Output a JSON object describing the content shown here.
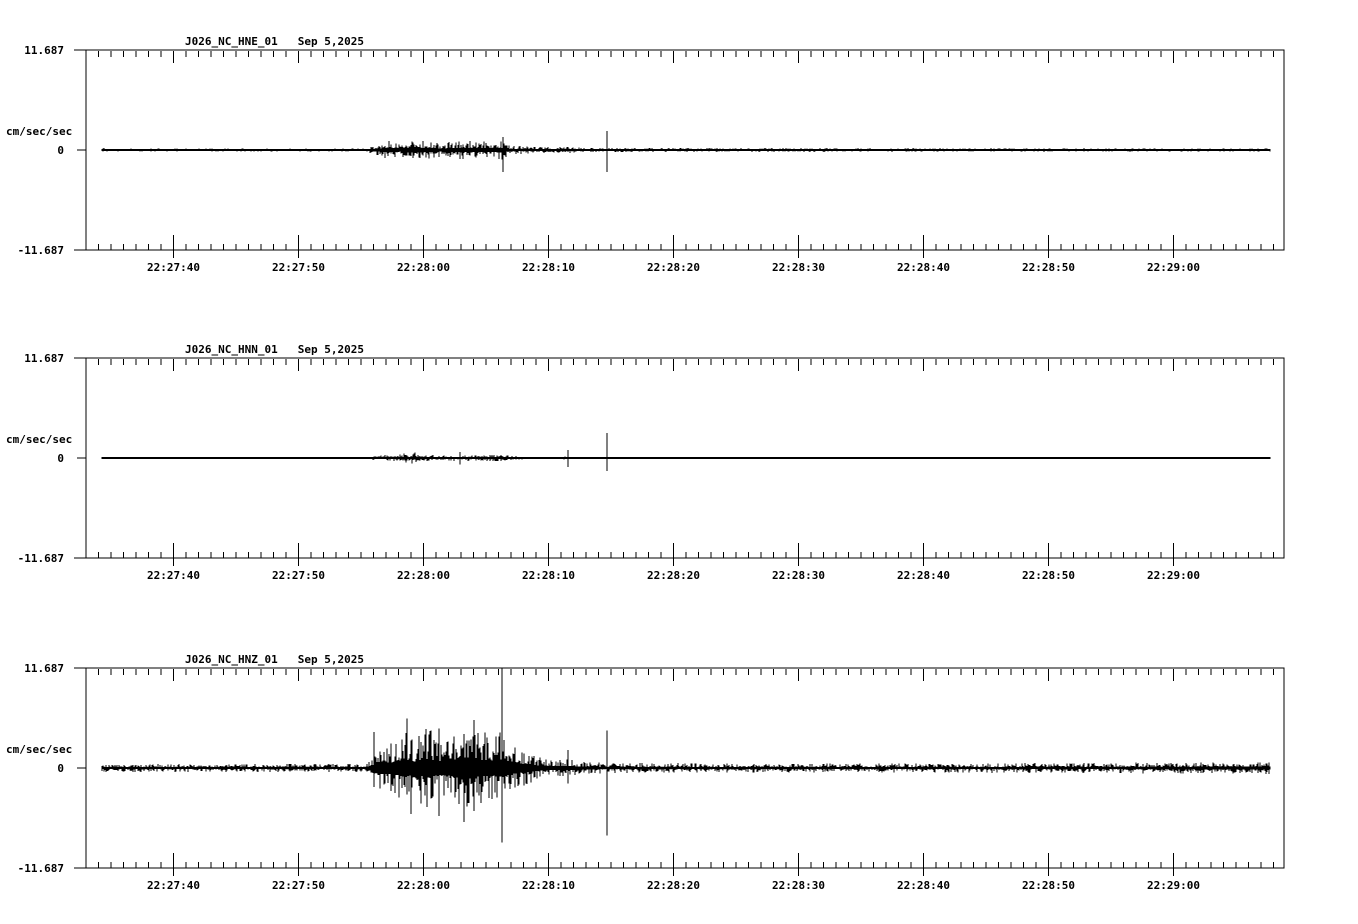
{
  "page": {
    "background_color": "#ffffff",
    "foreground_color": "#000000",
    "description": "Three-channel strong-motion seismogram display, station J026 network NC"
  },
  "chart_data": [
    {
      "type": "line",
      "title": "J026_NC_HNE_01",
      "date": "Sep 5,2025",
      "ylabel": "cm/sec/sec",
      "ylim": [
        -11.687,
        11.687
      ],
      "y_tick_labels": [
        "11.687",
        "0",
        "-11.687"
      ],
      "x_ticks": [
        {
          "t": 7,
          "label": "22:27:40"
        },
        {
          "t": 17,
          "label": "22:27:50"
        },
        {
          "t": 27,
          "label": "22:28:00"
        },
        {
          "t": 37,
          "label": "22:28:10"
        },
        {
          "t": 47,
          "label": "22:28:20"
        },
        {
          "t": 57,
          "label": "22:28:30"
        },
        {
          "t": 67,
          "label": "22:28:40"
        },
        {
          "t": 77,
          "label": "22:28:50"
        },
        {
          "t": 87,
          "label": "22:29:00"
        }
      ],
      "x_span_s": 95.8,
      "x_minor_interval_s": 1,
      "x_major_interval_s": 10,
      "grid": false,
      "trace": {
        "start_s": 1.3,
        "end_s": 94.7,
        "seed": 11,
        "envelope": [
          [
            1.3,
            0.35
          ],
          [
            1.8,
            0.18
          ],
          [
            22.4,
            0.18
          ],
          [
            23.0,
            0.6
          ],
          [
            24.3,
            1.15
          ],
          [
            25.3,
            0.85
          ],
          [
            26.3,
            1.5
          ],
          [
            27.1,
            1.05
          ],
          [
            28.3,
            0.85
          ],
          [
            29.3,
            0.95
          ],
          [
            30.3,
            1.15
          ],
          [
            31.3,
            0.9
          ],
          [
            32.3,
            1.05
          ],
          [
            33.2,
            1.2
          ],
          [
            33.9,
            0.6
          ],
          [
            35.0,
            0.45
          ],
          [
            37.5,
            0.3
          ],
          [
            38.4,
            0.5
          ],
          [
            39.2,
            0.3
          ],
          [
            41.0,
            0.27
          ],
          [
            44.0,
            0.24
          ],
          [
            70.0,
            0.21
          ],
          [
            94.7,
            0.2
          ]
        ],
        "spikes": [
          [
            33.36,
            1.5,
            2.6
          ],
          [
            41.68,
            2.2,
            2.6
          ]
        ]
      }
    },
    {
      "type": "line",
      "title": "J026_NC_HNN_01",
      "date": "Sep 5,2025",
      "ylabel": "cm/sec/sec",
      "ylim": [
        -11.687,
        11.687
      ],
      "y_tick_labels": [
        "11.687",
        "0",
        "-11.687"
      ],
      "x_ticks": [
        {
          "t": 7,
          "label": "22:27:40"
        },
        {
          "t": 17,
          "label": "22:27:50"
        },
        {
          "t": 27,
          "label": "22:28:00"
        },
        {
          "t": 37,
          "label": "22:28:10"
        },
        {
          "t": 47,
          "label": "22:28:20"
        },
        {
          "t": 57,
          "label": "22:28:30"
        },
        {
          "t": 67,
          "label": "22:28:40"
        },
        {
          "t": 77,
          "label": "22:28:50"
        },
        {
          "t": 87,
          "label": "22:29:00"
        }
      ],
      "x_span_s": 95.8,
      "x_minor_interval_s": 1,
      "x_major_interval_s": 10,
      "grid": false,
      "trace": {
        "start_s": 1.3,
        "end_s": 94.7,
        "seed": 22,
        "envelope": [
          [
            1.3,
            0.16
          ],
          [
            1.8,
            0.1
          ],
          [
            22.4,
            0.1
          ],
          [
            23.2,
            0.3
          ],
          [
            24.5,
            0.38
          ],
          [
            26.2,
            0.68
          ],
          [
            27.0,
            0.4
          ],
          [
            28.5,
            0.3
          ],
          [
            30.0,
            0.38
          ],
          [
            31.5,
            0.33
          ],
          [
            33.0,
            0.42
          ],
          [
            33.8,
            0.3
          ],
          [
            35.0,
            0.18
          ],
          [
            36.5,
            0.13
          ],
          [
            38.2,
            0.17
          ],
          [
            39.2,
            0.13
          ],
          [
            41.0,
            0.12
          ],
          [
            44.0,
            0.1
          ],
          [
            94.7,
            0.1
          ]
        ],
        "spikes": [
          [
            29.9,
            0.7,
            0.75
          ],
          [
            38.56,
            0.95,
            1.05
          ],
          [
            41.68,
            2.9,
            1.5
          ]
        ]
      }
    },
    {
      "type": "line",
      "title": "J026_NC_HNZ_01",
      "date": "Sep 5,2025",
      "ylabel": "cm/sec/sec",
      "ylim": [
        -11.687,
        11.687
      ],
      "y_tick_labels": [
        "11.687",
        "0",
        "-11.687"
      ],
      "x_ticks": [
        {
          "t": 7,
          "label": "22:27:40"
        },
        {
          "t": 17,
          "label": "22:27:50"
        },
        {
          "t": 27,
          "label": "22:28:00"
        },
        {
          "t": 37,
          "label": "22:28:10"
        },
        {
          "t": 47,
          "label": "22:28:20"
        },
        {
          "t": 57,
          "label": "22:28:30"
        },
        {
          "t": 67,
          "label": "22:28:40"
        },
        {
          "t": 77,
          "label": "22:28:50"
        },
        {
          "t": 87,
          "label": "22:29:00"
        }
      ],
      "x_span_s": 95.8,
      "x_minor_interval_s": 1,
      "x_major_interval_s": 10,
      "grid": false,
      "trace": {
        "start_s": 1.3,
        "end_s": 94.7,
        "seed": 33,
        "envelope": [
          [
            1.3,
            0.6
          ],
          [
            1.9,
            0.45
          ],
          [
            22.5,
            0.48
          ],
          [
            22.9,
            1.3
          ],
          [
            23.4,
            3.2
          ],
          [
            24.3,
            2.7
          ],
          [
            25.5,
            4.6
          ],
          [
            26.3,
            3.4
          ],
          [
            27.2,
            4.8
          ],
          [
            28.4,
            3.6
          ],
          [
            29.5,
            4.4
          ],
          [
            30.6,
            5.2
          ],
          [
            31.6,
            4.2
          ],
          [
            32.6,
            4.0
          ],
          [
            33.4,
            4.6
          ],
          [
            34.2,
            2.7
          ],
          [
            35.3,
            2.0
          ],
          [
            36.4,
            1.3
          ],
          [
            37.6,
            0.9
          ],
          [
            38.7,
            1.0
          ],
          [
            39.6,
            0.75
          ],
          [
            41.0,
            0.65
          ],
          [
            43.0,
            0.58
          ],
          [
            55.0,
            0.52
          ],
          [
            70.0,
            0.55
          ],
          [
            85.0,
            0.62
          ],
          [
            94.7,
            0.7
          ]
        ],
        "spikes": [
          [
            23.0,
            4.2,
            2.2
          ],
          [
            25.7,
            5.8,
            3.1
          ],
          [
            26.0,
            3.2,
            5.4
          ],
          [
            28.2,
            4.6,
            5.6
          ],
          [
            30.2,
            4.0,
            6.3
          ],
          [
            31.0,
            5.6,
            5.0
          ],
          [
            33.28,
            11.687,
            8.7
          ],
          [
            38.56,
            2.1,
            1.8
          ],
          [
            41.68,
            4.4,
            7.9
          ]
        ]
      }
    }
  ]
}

================

Copy the material above exactly and drop the pictures.

Output a JSON object describing the content shown here.
{
  "page": {
    "background_color": "#ffffff",
    "foreground_color": "#000000",
    "description": "Three-channel strong-motion seismogram display, station J026 network NC"
  },
  "chart_data": [
    {
      "type": "line",
      "title": "J026_NC_HNE_01",
      "date": "Sep 5,2025",
      "ylabel": "cm/sec/sec",
      "ylim": [
        -11.687,
        11.687
      ],
      "y_tick_labels": [
        "11.687",
        "0",
        "-11.687"
      ],
      "x_ticks": [
        {
          "t": 7,
          "label": "22:27:40"
        },
        {
          "t": 17,
          "label": "22:27:50"
        },
        {
          "t": 27,
          "label": "22:28:00"
        },
        {
          "t": 37,
          "label": "22:28:10"
        },
        {
          "t": 47,
          "label": "22:28:20"
        },
        {
          "t": 57,
          "label": "22:28:30"
        },
        {
          "t": 67,
          "label": "22:28:40"
        },
        {
          "t": 77,
          "label": "22:28:50"
        },
        {
          "t": 87,
          "label": "22:29:00"
        }
      ],
      "x_span_s": 95.8,
      "x_minor_interval_s": 1,
      "x_major_interval_s": 10,
      "grid": false,
      "trace": {
        "start_s": 1.3,
        "end_s": 94.7,
        "seed": 11,
        "envelope": [
          [
            1.3,
            0.35
          ],
          [
            1.8,
            0.18
          ],
          [
            22.4,
            0.18
          ],
          [
            23.0,
            0.6
          ],
          [
            24.3,
            1.15
          ],
          [
            25.3,
            0.85
          ],
          [
            26.3,
            1.5
          ],
          [
            27.1,
            1.05
          ],
          [
            28.3,
            0.85
          ],
          [
            29.3,
            0.95
          ],
          [
            30.3,
            1.15
          ],
          [
            31.3,
            0.9
          ],
          [
            32.3,
            1.05
          ],
          [
            33.2,
            1.2
          ],
          [
            33.9,
            0.6
          ],
          [
            35.0,
            0.45
          ],
          [
            37.5,
            0.3
          ],
          [
            38.4,
            0.5
          ],
          [
            39.2,
            0.3
          ],
          [
            41.0,
            0.27
          ],
          [
            44.0,
            0.24
          ],
          [
            70.0,
            0.21
          ],
          [
            94.7,
            0.2
          ]
        ],
        "spikes": [
          [
            33.36,
            1.5,
            2.6
          ],
          [
            41.68,
            2.2,
            2.6
          ]
        ]
      }
    },
    {
      "type": "line",
      "title": "J026_NC_HNN_01",
      "date": "Sep 5,2025",
      "ylabel": "cm/sec/sec",
      "ylim": [
        -11.687,
        11.687
      ],
      "y_tick_labels": [
        "11.687",
        "0",
        "-11.687"
      ],
      "x_ticks": [
        {
          "t": 7,
          "label": "22:27:40"
        },
        {
          "t": 17,
          "label": "22:27:50"
        },
        {
          "t": 27,
          "label": "22:28:00"
        },
        {
          "t": 37,
          "label": "22:28:10"
        },
        {
          "t": 47,
          "label": "22:28:20"
        },
        {
          "t": 57,
          "label": "22:28:30"
        },
        {
          "t": 67,
          "label": "22:28:40"
        },
        {
          "t": 77,
          "label": "22:28:50"
        },
        {
          "t": 87,
          "label": "22:29:00"
        }
      ],
      "x_span_s": 95.8,
      "x_minor_interval_s": 1,
      "x_major_interval_s": 10,
      "grid": false,
      "trace": {
        "start_s": 1.3,
        "end_s": 94.7,
        "seed": 22,
        "envelope": [
          [
            1.3,
            0.16
          ],
          [
            1.8,
            0.1
          ],
          [
            22.4,
            0.1
          ],
          [
            23.2,
            0.3
          ],
          [
            24.5,
            0.38
          ],
          [
            26.2,
            0.68
          ],
          [
            27.0,
            0.4
          ],
          [
            28.5,
            0.3
          ],
          [
            30.0,
            0.38
          ],
          [
            31.5,
            0.33
          ],
          [
            33.0,
            0.42
          ],
          [
            33.8,
            0.3
          ],
          [
            35.0,
            0.18
          ],
          [
            36.5,
            0.13
          ],
          [
            38.2,
            0.17
          ],
          [
            39.2,
            0.13
          ],
          [
            41.0,
            0.12
          ],
          [
            44.0,
            0.1
          ],
          [
            94.7,
            0.1
          ]
        ],
        "spikes": [
          [
            29.9,
            0.7,
            0.75
          ],
          [
            38.56,
            0.95,
            1.05
          ],
          [
            41.68,
            2.9,
            1.5
          ]
        ]
      }
    },
    {
      "type": "line",
      "title": "J026_NC_HNZ_01",
      "date": "Sep 5,2025",
      "ylabel": "cm/sec/sec",
      "ylim": [
        -11.687,
        11.687
      ],
      "y_tick_labels": [
        "11.687",
        "0",
        "-11.687"
      ],
      "x_ticks": [
        {
          "t": 7,
          "label": "22:27:40"
        },
        {
          "t": 17,
          "label": "22:27:50"
        },
        {
          "t": 27,
          "label": "22:28:00"
        },
        {
          "t": 37,
          "label": "22:28:10"
        },
        {
          "t": 47,
          "label": "22:28:20"
        },
        {
          "t": 57,
          "label": "22:28:30"
        },
        {
          "t": 67,
          "label": "22:28:40"
        },
        {
          "t": 77,
          "label": "22:28:50"
        },
        {
          "t": 87,
          "label": "22:29:00"
        }
      ],
      "x_span_s": 95.8,
      "x_minor_interval_s": 1,
      "x_major_interval_s": 10,
      "grid": false,
      "trace": {
        "start_s": 1.3,
        "end_s": 94.7,
        "seed": 33,
        "envelope": [
          [
            1.3,
            0.6
          ],
          [
            1.9,
            0.45
          ],
          [
            22.5,
            0.48
          ],
          [
            22.9,
            1.3
          ],
          [
            23.4,
            3.2
          ],
          [
            24.3,
            2.7
          ],
          [
            25.5,
            4.6
          ],
          [
            26.3,
            3.4
          ],
          [
            27.2,
            4.8
          ],
          [
            28.4,
            3.6
          ],
          [
            29.5,
            4.4
          ],
          [
            30.6,
            5.2
          ],
          [
            31.6,
            4.2
          ],
          [
            32.6,
            4.0
          ],
          [
            33.4,
            4.6
          ],
          [
            34.2,
            2.7
          ],
          [
            35.3,
            2.0
          ],
          [
            36.4,
            1.3
          ],
          [
            37.6,
            0.9
          ],
          [
            38.7,
            1.0
          ],
          [
            39.6,
            0.75
          ],
          [
            41.0,
            0.65
          ],
          [
            43.0,
            0.58
          ],
          [
            55.0,
            0.52
          ],
          [
            70.0,
            0.55
          ],
          [
            85.0,
            0.62
          ],
          [
            94.7,
            0.7
          ]
        ],
        "spikes": [
          [
            23.0,
            4.2,
            2.2
          ],
          [
            25.7,
            5.8,
            3.1
          ],
          [
            26.0,
            3.2,
            5.4
          ],
          [
            28.2,
            4.6,
            5.6
          ],
          [
            30.2,
            4.0,
            6.3
          ],
          [
            31.0,
            5.6,
            5.0
          ],
          [
            33.28,
            11.687,
            8.7
          ],
          [
            38.56,
            2.1,
            1.8
          ],
          [
            41.68,
            4.4,
            7.9
          ]
        ]
      }
    }
  ]
}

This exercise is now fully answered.